Items listed in the dataset:
"""

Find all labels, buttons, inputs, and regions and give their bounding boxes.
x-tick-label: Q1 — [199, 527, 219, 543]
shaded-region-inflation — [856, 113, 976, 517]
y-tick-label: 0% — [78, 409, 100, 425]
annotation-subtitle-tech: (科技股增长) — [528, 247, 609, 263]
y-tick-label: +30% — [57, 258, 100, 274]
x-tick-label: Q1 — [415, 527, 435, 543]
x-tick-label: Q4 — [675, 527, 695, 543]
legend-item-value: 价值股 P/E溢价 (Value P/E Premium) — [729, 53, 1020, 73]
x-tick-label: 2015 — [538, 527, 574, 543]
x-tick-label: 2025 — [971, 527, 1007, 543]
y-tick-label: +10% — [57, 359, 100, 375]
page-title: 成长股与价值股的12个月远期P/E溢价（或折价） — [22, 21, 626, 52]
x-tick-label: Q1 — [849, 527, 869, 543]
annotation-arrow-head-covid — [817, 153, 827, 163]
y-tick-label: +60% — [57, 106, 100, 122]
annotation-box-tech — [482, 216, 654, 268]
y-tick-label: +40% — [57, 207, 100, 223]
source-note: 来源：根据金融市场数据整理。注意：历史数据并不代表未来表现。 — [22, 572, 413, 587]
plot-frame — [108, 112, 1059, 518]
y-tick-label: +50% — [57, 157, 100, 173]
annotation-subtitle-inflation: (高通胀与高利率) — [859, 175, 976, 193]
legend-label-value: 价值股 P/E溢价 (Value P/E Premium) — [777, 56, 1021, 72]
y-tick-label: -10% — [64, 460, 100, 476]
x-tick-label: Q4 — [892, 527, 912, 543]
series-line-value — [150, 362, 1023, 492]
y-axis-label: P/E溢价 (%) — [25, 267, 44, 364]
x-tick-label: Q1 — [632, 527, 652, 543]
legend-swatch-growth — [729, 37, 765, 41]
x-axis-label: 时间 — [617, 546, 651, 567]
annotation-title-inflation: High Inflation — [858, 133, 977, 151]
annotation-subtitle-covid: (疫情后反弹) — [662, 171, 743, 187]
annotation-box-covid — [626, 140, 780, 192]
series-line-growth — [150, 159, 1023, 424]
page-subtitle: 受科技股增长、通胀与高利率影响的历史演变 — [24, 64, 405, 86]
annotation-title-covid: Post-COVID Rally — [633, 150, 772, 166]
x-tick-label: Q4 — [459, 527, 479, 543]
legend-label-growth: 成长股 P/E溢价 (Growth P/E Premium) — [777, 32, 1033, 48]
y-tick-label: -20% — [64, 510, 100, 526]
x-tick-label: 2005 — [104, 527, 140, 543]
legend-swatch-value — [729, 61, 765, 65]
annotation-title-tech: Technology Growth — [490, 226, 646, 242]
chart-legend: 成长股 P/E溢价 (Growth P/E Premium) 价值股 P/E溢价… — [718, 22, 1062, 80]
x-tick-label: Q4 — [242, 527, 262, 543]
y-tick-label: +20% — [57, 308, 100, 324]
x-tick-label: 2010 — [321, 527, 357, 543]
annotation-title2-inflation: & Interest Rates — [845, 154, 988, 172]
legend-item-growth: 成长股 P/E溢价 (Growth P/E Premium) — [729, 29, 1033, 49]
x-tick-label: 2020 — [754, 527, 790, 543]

"""

§ Task goal
Transcribe these lines exactly, covering all of the data.

§ Problem solution
Find all labels, buttons, inputs, and regions and give their bounding boxes.
x-tick-label: Q1 — [199, 527, 219, 543]
shaded-region-inflation — [856, 113, 976, 517]
y-tick-label: 0% — [78, 409, 100, 425]
annotation-subtitle-tech: (科技股增长) — [528, 247, 609, 263]
y-tick-label: +30% — [57, 258, 100, 274]
x-tick-label: Q1 — [415, 527, 435, 543]
x-tick-label: Q4 — [675, 527, 695, 543]
legend-item-value: 价值股 P/E溢价 (Value P/E Premium) — [729, 53, 1020, 73]
x-tick-label: 2015 — [538, 527, 574, 543]
x-tick-label: 2025 — [971, 527, 1007, 543]
y-tick-label: +10% — [57, 359, 100, 375]
page-title: 成长股与价值股的12个月远期P/E溢价（或折价） — [22, 21, 626, 52]
x-tick-label: Q1 — [849, 527, 869, 543]
annotation-arrow-head-covid — [817, 153, 827, 163]
y-tick-label: +60% — [57, 106, 100, 122]
annotation-box-tech — [482, 216, 654, 268]
y-tick-label: +40% — [57, 207, 100, 223]
source-note: 来源：根据金融市场数据整理。注意：历史数据并不代表未来表现。 — [22, 572, 413, 587]
plot-frame — [108, 112, 1059, 518]
y-tick-label: +50% — [57, 157, 100, 173]
annotation-subtitle-inflation: (高通胀与高利率) — [859, 175, 976, 193]
legend-label-value: 价值股 P/E溢价 (Value P/E Premium) — [777, 56, 1021, 72]
y-tick-label: -10% — [64, 460, 100, 476]
x-tick-label: Q4 — [892, 527, 912, 543]
series-line-value — [150, 362, 1023, 492]
y-axis-label: P/E溢价 (%) — [25, 267, 44, 364]
x-tick-label: Q1 — [632, 527, 652, 543]
legend-swatch-growth — [729, 37, 765, 41]
x-axis-label: 时间 — [617, 546, 651, 567]
annotation-title-inflation: High Inflation — [858, 133, 977, 151]
annotation-subtitle-covid: (疫情后反弹) — [662, 171, 743, 187]
annotation-box-covid — [626, 140, 780, 192]
series-line-growth — [150, 159, 1023, 424]
page-subtitle: 受科技股增长、通胀与高利率影响的历史演变 — [24, 64, 405, 86]
annotation-title-covid: Post-COVID Rally — [633, 150, 772, 166]
x-tick-label: Q4 — [459, 527, 479, 543]
legend-label-growth: 成长股 P/E溢价 (Growth P/E Premium) — [777, 32, 1033, 48]
y-tick-label: -20% — [64, 510, 100, 526]
x-tick-label: 2005 — [104, 527, 140, 543]
legend-swatch-value — [729, 61, 765, 65]
annotation-title-tech: Technology Growth — [490, 226, 646, 242]
chart-legend: 成长股 P/E溢价 (Growth P/E Premium) 价值股 P/E溢价… — [718, 22, 1062, 80]
x-tick-label: Q4 — [242, 527, 262, 543]
y-tick-label: +20% — [57, 308, 100, 324]
x-tick-label: 2010 — [321, 527, 357, 543]
annotation-title2-inflation: & Interest Rates — [845, 154, 988, 172]
legend-item-growth: 成长股 P/E溢价 (Growth P/E Premium) — [729, 29, 1033, 49]
x-tick-label: 2020 — [754, 527, 790, 543]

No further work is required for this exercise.